# What you should do:
In the lines from the first one through the one containing "avatar-lips [84, 335, 104, 342]", inclusive, swap "screenshot" for "screen capture" and leave everything else as it is.

Layout element entries:
[Start]

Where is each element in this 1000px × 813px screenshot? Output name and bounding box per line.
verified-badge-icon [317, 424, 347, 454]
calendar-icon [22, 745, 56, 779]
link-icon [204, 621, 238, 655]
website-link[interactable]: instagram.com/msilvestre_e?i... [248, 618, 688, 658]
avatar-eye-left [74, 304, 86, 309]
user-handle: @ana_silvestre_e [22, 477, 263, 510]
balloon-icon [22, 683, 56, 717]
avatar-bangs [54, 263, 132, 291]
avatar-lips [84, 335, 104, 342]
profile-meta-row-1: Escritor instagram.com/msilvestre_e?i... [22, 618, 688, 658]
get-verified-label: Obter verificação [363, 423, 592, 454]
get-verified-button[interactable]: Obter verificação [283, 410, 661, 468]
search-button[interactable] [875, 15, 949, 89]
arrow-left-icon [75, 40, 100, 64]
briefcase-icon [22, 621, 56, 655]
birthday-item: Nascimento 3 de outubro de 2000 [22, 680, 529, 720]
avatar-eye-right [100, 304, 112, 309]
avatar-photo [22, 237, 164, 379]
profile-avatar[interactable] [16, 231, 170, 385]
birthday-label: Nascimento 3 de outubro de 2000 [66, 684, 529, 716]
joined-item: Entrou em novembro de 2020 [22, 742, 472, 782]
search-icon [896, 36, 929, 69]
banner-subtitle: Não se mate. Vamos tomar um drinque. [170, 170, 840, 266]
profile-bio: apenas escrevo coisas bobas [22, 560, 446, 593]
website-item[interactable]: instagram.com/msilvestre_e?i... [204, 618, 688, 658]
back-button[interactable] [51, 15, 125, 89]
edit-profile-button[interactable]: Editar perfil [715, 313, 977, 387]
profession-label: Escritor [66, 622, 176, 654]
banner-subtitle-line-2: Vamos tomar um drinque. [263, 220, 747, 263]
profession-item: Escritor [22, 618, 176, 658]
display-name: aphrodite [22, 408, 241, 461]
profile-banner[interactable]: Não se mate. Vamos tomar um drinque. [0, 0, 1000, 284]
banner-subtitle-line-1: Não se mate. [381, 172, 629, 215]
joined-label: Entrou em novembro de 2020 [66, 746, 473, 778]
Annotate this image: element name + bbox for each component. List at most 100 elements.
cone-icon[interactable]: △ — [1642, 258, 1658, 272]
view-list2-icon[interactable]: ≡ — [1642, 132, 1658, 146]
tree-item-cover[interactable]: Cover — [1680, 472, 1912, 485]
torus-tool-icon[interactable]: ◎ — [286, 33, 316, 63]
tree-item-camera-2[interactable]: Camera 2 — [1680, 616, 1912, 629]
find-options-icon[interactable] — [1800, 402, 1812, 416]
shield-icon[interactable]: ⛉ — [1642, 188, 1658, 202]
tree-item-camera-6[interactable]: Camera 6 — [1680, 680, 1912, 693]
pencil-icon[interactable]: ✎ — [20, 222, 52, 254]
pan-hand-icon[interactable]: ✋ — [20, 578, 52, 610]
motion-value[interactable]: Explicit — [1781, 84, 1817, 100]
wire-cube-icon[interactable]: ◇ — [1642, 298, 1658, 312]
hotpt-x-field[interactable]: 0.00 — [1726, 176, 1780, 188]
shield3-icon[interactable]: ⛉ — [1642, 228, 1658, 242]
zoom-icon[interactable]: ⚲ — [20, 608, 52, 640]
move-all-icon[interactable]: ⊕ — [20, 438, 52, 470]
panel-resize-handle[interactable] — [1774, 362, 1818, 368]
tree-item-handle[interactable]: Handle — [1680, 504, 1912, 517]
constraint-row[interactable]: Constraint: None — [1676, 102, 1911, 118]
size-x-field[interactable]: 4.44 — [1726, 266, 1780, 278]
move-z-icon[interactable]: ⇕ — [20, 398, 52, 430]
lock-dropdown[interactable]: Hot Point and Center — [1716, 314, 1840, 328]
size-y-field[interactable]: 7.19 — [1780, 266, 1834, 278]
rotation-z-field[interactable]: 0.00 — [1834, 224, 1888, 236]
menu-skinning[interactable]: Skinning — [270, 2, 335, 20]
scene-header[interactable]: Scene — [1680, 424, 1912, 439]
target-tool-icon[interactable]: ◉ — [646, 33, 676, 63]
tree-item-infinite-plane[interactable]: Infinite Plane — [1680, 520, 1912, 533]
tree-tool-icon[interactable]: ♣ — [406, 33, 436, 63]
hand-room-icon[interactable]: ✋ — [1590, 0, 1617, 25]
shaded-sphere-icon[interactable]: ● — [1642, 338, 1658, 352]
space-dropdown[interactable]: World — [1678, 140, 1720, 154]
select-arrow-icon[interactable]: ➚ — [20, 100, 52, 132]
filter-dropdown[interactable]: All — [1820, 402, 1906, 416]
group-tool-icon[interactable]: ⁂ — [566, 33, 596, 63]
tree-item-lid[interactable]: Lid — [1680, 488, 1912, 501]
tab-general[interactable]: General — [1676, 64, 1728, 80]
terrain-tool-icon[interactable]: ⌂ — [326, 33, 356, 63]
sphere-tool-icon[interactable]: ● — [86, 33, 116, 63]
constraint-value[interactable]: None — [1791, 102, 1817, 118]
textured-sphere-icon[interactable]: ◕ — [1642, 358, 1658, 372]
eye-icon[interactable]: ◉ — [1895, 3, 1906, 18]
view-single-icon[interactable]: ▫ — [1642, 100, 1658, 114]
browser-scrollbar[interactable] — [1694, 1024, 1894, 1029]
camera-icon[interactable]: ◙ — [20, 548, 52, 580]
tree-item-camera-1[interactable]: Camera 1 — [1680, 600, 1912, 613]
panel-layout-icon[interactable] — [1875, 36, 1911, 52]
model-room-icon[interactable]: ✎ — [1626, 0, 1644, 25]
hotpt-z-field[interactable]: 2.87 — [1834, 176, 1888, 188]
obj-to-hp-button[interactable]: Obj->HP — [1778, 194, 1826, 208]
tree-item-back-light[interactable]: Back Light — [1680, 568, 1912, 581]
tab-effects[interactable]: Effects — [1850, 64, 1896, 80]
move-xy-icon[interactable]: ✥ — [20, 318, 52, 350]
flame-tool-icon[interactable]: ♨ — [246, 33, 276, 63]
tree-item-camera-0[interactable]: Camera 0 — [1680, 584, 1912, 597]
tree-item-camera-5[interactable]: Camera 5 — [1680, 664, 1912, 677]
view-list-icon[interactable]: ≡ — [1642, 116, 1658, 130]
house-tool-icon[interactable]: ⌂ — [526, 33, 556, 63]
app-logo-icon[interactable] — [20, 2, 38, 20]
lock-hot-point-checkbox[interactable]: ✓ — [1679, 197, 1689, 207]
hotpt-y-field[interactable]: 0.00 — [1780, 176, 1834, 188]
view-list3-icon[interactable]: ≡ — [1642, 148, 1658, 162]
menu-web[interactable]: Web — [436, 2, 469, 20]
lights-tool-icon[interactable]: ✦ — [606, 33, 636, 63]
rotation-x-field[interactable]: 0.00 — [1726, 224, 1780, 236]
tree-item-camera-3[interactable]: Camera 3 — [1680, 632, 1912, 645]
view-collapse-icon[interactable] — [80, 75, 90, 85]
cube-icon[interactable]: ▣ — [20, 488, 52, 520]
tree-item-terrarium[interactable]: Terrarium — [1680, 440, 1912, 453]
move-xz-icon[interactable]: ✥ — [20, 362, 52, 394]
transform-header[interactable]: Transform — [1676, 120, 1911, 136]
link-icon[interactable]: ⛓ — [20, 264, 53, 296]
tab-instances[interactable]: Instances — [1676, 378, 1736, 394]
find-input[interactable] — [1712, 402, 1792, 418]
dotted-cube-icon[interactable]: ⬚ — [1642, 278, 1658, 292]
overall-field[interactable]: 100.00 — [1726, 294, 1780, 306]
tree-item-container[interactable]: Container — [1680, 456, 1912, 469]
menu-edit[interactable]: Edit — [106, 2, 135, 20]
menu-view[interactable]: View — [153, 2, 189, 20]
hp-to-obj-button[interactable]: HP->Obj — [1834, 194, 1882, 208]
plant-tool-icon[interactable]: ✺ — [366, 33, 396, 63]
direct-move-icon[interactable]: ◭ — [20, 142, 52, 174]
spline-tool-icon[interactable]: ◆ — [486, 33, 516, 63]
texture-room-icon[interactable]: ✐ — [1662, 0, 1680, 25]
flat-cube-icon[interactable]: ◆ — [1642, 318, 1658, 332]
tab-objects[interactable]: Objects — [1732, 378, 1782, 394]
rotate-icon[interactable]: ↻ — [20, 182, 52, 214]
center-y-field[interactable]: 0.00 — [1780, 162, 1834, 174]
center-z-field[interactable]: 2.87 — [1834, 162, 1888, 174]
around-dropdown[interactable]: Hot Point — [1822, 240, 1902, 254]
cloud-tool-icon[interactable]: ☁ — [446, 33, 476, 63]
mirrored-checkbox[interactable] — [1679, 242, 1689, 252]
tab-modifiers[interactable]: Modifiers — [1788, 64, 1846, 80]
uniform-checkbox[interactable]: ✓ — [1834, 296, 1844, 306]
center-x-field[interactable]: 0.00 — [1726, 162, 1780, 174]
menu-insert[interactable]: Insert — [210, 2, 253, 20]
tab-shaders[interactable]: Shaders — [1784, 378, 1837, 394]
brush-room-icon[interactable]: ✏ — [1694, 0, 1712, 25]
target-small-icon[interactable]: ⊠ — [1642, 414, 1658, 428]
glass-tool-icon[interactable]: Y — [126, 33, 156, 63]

[End]

# The result:
Where is each element in this 1000px × 813px screen capture? Output name and bounding box per line.
verified-badge-icon [317, 424, 347, 454]
calendar-icon [22, 745, 56, 779]
link-icon [204, 621, 238, 655]
website-link[interactable]: instagram.com/msilvestre_e?i... [248, 618, 688, 658]
avatar-eye-left [74, 304, 86, 309]
user-handle: @ana_silvestre_e [22, 477, 263, 510]
balloon-icon [22, 683, 56, 717]
avatar-bangs [54, 263, 132, 291]
avatar-lips [84, 335, 104, 342]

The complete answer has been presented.